(Dataset entries)

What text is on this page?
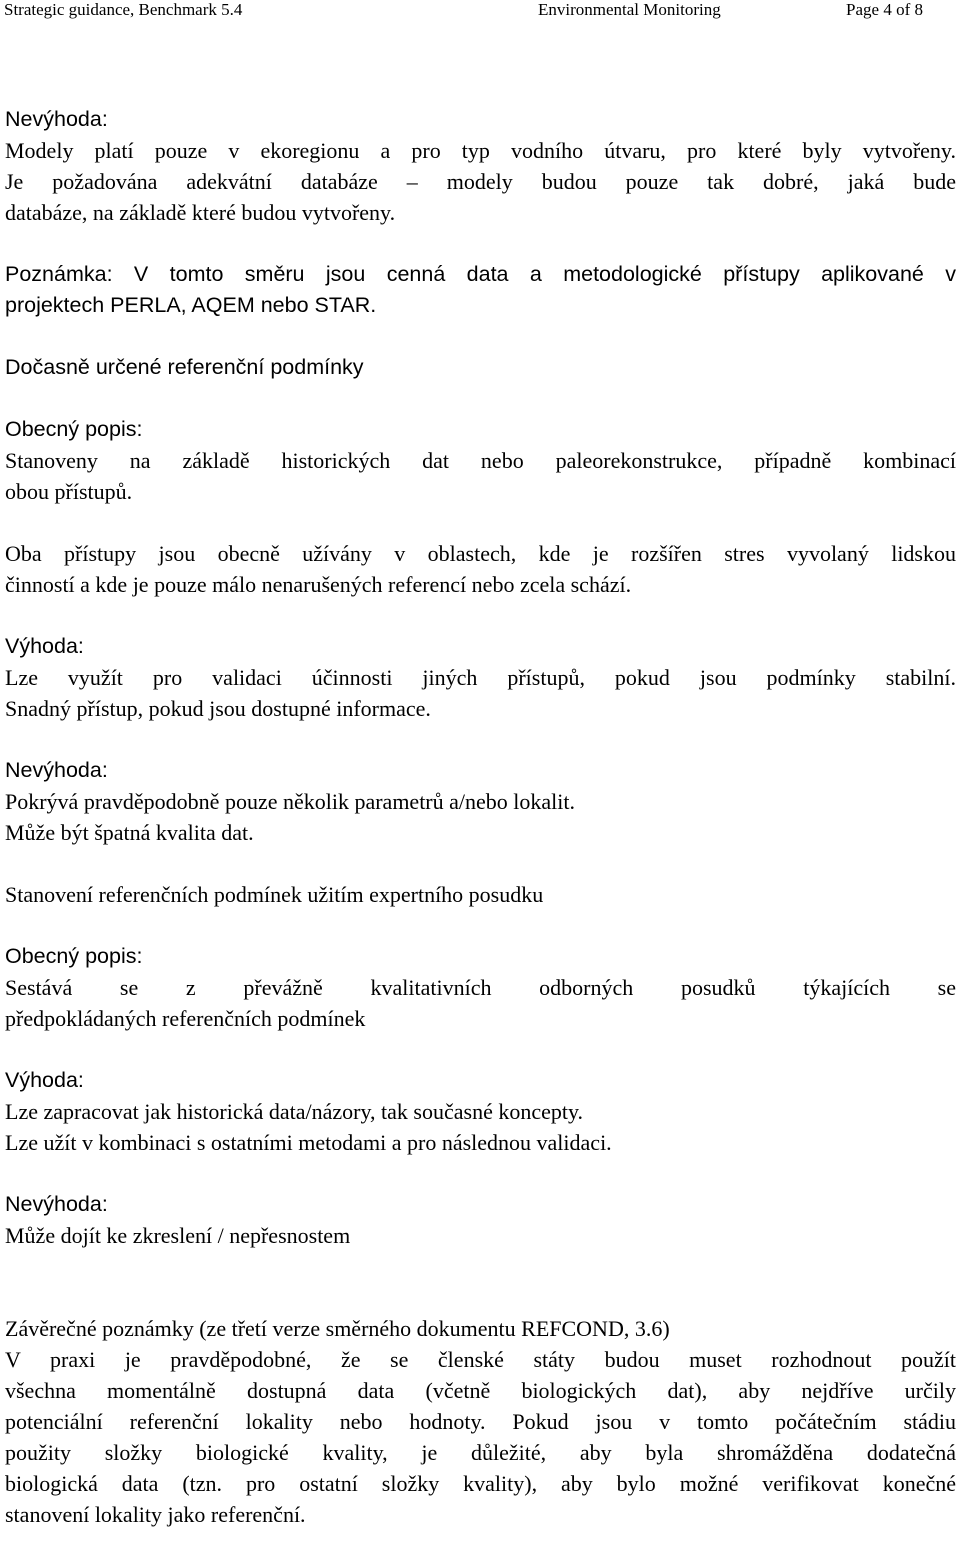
Strategic guidance, Benchmark 5.4	Environmental Monitoring	Page 4 of 8

Nevýhoda:

Modely platí pouze v ekoregionu a pro typ vodního útvaru, pro které byly vytvořeny.

Je požadována adekvátní databáze – modely budou pouze tak dobré, jaká bude

databáze, na základě které budou vytvořeny.

Poznámka: V tomto směru jsou cenná data a metodologické přístupy aplikované v

projektech PERLA, AQEM nebo STAR.

Dočasně určené referenční podmínky

Obecný popis:

Stanoveny na základě historických dat nebo paleorekonstrukce, případně kombinací

obou přístupů.

Oba přístupy jsou obecně užívány v oblastech, kde je rozšířen stres vyvolaný lidskou

činností a kde je pouze málo nenarušených referencí nebo zcela schází.

Výhoda:

Lze využít pro validaci účinnosti jiných přístupů, pokud jsou podmínky stabilní.

Snadný přístup, pokud jsou dostupné informace.

Nevýhoda:

Pokrývá pravděpodobně pouze několik parametrů a/nebo lokalit.

Může být špatná kvalita dat.

Stanovení referenčních podmínek užitím expertního posudku

Obecný popis:

Sestává se z převážně kvalitativních odborných posudků týkajících se

předpokládaných referenčních podmínek

Výhoda:

Lze zapracovat jak historická data/názory, tak současné koncepty.

Lze užít v kombinaci s ostatními metodami a pro následnou validaci.

Nevýhoda:

Může dojít ke zkreslení / nepřesnostem

Závěrečné poznámky (ze třetí verze směrného dokumentu REFCOND, 3.6)

V praxi je pravděpodobné, že se členské státy budou muset rozhodnout použít

všechna momentálně dostupná data (včetně biologických dat), aby nejdříve určily

potenciální referenční lokality nebo hodnoty. Pokud jsou v tomto počátečním stádiu

použity složky biologické kvality, je důležité, aby byla shromážděna dodatečná

biologická data (tzn. pro ostatní složky kvality), aby bylo možné verifikovat konečné

stanovení lokality jako referenční.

■ Task statement:
Give solely the number of lines in the data that contain the string "nebo".

■ Exercise result:
5